:: Entries

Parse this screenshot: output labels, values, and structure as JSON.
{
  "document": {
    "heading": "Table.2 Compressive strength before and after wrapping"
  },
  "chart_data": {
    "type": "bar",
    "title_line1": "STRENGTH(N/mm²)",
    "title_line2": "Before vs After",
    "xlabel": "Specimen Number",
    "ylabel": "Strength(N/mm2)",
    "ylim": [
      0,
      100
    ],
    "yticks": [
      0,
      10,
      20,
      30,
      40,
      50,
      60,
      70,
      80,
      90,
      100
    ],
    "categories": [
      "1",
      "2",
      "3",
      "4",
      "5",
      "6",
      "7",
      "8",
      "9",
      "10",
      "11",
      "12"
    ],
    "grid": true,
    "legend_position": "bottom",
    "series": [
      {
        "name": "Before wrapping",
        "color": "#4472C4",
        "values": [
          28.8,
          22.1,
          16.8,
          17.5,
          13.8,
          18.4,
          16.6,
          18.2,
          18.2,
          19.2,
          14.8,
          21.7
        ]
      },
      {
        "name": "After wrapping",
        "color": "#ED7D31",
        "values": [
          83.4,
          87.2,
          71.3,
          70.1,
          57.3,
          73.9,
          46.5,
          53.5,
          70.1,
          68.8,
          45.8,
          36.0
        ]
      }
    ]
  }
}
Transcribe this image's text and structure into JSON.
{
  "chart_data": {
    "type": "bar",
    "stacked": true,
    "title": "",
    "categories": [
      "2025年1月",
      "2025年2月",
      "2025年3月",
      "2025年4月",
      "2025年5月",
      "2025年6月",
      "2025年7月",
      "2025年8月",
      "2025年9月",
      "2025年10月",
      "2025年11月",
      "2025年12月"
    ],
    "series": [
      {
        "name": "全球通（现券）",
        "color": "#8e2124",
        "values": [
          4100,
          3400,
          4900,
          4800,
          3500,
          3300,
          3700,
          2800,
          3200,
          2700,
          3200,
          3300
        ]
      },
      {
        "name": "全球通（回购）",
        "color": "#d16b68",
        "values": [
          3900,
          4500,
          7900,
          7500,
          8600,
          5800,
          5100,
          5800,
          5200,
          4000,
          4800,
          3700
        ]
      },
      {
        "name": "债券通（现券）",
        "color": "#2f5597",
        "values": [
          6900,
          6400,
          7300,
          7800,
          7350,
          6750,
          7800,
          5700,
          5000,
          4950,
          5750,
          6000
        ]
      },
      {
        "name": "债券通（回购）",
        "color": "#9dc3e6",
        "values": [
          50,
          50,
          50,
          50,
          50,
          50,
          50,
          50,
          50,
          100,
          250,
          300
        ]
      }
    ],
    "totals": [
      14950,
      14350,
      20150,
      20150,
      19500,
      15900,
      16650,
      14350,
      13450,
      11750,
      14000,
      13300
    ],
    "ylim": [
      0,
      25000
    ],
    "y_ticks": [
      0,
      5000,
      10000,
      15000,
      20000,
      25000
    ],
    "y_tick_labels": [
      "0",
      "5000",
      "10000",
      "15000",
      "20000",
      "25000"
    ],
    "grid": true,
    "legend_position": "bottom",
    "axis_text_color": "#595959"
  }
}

::::

Short exercise. Find the lines above that include the string "this" and copy them.

Result below.
Parse this screenshot: output labels, values, and structure as JSON.
Transcribe this image's text and structure into JSON.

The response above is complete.